## [Given exercise]
State how many lines in the listing below include the word "this", and add nothing besides the number.

## [Collected data entries]
↓↓↓
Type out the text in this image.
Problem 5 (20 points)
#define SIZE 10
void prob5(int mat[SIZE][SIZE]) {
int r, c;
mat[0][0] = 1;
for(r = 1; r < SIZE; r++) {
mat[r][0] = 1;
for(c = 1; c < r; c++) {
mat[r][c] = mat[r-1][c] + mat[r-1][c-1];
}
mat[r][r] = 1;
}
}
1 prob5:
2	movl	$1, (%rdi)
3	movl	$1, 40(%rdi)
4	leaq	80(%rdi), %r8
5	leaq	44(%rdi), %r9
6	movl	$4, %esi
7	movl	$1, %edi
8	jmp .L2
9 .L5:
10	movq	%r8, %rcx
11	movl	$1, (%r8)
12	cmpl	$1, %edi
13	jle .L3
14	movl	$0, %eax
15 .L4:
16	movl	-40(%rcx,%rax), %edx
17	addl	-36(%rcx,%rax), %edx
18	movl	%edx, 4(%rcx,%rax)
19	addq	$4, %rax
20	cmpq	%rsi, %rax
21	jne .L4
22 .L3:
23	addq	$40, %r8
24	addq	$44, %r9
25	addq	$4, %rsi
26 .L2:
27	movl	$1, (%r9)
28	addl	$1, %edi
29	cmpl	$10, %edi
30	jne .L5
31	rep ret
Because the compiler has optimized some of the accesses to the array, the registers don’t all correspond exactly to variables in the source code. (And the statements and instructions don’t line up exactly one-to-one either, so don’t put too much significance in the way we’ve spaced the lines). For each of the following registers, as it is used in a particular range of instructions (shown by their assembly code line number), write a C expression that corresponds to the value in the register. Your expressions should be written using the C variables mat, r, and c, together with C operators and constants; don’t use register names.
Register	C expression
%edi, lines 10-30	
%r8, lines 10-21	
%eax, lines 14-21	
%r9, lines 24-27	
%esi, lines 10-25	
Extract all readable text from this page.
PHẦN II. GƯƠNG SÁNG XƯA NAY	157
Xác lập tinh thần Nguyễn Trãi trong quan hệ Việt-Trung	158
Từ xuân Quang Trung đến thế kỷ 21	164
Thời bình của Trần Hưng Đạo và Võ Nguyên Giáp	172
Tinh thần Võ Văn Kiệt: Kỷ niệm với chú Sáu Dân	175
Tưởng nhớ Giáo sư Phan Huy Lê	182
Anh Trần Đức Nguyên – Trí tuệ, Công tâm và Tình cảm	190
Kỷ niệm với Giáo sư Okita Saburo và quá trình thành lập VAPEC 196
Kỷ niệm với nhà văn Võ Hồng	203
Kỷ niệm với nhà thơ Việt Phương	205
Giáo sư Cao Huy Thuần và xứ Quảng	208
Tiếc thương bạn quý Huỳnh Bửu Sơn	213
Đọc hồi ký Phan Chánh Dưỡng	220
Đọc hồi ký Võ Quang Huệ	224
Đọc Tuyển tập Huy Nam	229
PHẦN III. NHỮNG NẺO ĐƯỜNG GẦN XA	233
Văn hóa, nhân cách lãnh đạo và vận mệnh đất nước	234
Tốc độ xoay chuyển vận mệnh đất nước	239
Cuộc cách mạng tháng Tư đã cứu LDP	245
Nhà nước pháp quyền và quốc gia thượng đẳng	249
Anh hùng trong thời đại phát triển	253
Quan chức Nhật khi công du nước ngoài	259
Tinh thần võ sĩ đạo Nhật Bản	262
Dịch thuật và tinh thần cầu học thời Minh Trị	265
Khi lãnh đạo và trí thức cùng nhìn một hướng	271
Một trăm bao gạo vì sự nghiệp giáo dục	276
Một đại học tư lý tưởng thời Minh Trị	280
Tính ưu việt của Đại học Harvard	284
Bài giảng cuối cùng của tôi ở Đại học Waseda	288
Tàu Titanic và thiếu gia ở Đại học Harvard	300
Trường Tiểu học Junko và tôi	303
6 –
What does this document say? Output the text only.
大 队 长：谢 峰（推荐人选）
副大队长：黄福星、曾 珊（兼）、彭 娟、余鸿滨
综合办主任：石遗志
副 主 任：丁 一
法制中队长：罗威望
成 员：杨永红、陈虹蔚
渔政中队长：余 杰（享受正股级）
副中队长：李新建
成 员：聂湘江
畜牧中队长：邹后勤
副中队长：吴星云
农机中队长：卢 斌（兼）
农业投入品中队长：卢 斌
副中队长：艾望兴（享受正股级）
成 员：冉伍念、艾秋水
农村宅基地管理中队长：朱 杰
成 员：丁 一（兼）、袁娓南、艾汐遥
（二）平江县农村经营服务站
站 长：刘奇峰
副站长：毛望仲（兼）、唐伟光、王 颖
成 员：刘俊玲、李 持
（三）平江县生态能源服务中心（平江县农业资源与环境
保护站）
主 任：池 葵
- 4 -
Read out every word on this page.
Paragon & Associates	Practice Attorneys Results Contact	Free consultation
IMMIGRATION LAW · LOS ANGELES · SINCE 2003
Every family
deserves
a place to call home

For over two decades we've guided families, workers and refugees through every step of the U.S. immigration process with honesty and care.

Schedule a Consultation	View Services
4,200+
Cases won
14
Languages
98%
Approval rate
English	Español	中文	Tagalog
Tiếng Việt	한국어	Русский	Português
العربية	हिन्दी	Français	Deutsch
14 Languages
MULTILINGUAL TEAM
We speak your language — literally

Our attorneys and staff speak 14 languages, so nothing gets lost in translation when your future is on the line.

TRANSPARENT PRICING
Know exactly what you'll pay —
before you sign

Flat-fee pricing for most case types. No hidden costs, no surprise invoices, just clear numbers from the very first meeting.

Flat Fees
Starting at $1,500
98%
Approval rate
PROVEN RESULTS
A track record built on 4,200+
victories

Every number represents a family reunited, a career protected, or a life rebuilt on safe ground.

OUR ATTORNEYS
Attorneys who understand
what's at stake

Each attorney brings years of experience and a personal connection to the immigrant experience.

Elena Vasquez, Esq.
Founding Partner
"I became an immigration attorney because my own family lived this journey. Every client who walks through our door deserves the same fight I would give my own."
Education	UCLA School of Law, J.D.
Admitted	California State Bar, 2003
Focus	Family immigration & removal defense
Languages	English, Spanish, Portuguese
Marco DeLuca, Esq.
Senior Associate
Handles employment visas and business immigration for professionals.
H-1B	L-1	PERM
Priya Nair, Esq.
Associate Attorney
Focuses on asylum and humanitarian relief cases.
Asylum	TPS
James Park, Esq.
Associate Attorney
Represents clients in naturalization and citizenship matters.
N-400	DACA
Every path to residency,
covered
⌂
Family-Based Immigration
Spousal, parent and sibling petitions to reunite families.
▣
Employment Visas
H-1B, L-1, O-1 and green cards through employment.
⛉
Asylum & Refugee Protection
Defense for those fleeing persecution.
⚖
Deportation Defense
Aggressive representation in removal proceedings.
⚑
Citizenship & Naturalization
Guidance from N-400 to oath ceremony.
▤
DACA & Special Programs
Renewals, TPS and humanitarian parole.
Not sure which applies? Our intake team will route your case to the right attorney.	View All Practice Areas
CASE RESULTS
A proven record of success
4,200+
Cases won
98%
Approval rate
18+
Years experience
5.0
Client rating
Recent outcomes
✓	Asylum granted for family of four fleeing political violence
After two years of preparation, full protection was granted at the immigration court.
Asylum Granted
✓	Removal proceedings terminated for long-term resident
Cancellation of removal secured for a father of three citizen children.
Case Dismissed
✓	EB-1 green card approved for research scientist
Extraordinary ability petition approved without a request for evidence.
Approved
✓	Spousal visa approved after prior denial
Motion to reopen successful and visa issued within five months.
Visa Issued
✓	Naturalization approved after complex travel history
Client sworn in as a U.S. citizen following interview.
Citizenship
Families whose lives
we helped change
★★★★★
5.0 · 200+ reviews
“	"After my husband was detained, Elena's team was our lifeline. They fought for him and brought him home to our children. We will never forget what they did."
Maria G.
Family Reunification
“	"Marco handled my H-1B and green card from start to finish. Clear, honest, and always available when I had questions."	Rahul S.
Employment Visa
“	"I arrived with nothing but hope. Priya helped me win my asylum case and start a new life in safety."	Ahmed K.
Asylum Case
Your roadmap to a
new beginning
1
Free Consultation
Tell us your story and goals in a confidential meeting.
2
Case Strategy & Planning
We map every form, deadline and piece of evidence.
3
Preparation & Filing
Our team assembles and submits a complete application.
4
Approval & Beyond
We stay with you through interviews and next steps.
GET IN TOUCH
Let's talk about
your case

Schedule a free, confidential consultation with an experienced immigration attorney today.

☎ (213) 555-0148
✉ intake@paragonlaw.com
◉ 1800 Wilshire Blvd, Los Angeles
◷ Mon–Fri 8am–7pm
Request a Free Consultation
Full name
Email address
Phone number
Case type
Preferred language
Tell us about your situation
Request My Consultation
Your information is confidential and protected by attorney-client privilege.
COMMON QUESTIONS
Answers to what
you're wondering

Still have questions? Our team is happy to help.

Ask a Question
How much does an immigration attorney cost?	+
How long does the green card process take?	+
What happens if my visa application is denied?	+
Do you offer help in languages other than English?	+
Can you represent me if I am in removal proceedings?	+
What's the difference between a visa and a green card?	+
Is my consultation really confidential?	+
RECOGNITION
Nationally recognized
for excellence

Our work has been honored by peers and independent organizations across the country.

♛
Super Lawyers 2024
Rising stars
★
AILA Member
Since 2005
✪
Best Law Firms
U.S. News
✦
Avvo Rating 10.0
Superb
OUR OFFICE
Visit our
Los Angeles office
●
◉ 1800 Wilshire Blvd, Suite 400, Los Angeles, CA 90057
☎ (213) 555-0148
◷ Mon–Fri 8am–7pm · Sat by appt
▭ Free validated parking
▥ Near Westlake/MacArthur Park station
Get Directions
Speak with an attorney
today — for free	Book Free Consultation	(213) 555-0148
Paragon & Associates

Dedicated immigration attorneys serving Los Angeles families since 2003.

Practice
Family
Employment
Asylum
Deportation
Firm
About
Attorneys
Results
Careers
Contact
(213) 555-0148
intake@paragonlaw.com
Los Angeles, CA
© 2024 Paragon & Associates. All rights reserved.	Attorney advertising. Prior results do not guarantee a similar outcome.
↑↑↑
## [Response]
5